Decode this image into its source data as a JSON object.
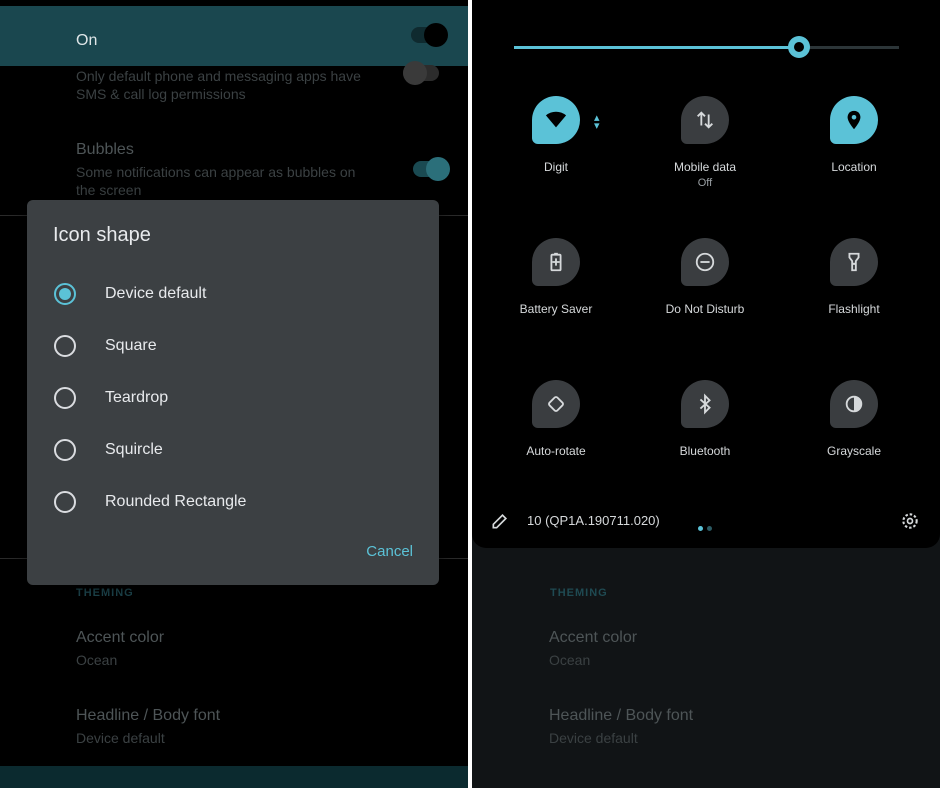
{
  "left_panel": {
    "top_toggle_label": "On",
    "sms_permission_text": "Only default phone and messaging apps have SMS & call log permissions",
    "bubbles": {
      "title": "Bubbles",
      "subtitle": "Some notifications can appear as bubbles on the screen"
    },
    "theming_header": "THEMING",
    "accent_color": {
      "title": "Accent color",
      "value": "Ocean"
    },
    "headline_font": {
      "title": "Headline / Body font",
      "value": "Device default"
    },
    "dialog": {
      "title": "Icon shape",
      "options": [
        {
          "label": "Device default",
          "selected": true
        },
        {
          "label": "Square",
          "selected": false
        },
        {
          "label": "Teardrop",
          "selected": false
        },
        {
          "label": "Squircle",
          "selected": false
        },
        {
          "label": "Rounded Rectangle",
          "selected": false
        }
      ],
      "cancel_label": "Cancel"
    }
  },
  "right_panel": {
    "brightness_level": 0.74,
    "tiles": [
      {
        "label": "Digit",
        "sub": "",
        "icon": "wifi-icon",
        "active": true
      },
      {
        "label": "Mobile data",
        "sub": "Off",
        "icon": "mobile-data-icon",
        "active": false
      },
      {
        "label": "Location",
        "sub": "",
        "icon": "location-icon",
        "active": true
      },
      {
        "label": "Battery Saver",
        "sub": "",
        "icon": "battery-saver-icon",
        "active": false
      },
      {
        "label": "Do Not Disturb",
        "sub": "",
        "icon": "do-not-disturb-icon",
        "active": false
      },
      {
        "label": "Flashlight",
        "sub": "",
        "icon": "flashlight-icon",
        "active": false
      },
      {
        "label": "Auto-rotate",
        "sub": "",
        "icon": "auto-rotate-icon",
        "active": false
      },
      {
        "label": "Bluetooth",
        "sub": "",
        "icon": "bluetooth-icon",
        "active": false
      },
      {
        "label": "Grayscale",
        "sub": "",
        "icon": "grayscale-icon",
        "active": false
      }
    ],
    "build_number": "10 (QP1A.190711.020)",
    "page_dots": 2,
    "theming_header": "THEMING",
    "accent_color": {
      "title": "Accent color",
      "value": "Ocean"
    },
    "headline_font": {
      "title": "Headline / Body font",
      "value": "Device default"
    }
  },
  "colors": {
    "accent": "#5bc2d7",
    "dialog_bg": "#3c4043",
    "tile_off": "#3a3d40"
  }
}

Objective. Please write out all the data again word for word, but not the pictures.

Task response.
Decode this image into its source data as a JSON object.
{
  "left_panel": {
    "top_toggle_label": "On",
    "sms_permission_text": "Only default phone and messaging apps have SMS & call log permissions",
    "bubbles": {
      "title": "Bubbles",
      "subtitle": "Some notifications can appear as bubbles on the screen"
    },
    "theming_header": "THEMING",
    "accent_color": {
      "title": "Accent color",
      "value": "Ocean"
    },
    "headline_font": {
      "title": "Headline / Body font",
      "value": "Device default"
    },
    "dialog": {
      "title": "Icon shape",
      "options": [
        {
          "label": "Device default",
          "selected": true
        },
        {
          "label": "Square",
          "selected": false
        },
        {
          "label": "Teardrop",
          "selected": false
        },
        {
          "label": "Squircle",
          "selected": false
        },
        {
          "label": "Rounded Rectangle",
          "selected": false
        }
      ],
      "cancel_label": "Cancel"
    }
  },
  "right_panel": {
    "brightness_level": 0.74,
    "tiles": [
      {
        "label": "Digit",
        "sub": "",
        "icon": "wifi-icon",
        "active": true
      },
      {
        "label": "Mobile data",
        "sub": "Off",
        "icon": "mobile-data-icon",
        "active": false
      },
      {
        "label": "Location",
        "sub": "",
        "icon": "location-icon",
        "active": true
      },
      {
        "label": "Battery Saver",
        "sub": "",
        "icon": "battery-saver-icon",
        "active": false
      },
      {
        "label": "Do Not Disturb",
        "sub": "",
        "icon": "do-not-disturb-icon",
        "active": false
      },
      {
        "label": "Flashlight",
        "sub": "",
        "icon": "flashlight-icon",
        "active": false
      },
      {
        "label": "Auto-rotate",
        "sub": "",
        "icon": "auto-rotate-icon",
        "active": false
      },
      {
        "label": "Bluetooth",
        "sub": "",
        "icon": "bluetooth-icon",
        "active": false
      },
      {
        "label": "Grayscale",
        "sub": "",
        "icon": "grayscale-icon",
        "active": false
      }
    ],
    "build_number": "10 (QP1A.190711.020)",
    "page_dots": 2,
    "theming_header": "THEMING",
    "accent_color": {
      "title": "Accent color",
      "value": "Ocean"
    },
    "headline_font": {
      "title": "Headline / Body font",
      "value": "Device default"
    }
  },
  "colors": {
    "accent": "#5bc2d7",
    "dialog_bg": "#3c4043",
    "tile_off": "#3a3d40"
  }
}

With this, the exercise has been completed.